| Goal |
For the material that follows, list every line containing the word "icon".

| Data section |
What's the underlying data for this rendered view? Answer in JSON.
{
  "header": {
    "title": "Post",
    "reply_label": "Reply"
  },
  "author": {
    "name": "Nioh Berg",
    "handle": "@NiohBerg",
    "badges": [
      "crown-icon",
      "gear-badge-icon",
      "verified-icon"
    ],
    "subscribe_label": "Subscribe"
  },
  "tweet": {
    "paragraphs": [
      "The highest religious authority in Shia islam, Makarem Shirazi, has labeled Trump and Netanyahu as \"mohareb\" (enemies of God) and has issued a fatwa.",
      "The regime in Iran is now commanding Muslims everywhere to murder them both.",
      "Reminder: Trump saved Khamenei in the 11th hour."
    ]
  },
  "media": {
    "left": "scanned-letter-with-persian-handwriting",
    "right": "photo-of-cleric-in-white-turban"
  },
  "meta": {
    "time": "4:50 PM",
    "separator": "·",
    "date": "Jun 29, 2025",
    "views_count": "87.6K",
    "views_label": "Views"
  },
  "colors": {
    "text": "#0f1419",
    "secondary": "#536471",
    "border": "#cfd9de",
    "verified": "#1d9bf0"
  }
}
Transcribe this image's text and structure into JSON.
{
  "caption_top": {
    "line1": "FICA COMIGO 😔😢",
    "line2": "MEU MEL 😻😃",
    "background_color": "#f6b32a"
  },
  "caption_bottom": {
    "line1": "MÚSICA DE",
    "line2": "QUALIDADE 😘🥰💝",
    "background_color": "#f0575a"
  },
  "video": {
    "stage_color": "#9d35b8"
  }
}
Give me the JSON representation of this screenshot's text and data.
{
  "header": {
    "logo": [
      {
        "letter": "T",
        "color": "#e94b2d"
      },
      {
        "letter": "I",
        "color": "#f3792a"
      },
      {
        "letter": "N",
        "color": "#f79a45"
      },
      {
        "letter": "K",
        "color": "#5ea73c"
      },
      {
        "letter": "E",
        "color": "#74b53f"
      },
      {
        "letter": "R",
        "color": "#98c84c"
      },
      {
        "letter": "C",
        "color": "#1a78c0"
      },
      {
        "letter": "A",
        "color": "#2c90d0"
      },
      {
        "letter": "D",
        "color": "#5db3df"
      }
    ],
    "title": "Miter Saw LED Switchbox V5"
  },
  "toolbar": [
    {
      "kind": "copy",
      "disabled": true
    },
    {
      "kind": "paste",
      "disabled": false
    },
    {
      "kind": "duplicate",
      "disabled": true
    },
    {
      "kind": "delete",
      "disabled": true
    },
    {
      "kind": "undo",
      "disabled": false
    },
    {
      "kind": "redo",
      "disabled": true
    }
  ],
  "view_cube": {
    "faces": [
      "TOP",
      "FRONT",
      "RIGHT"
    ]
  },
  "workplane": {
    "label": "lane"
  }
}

| Expected output |
      "crown-icon",
      "gear-badge-icon",
      "verified-icon"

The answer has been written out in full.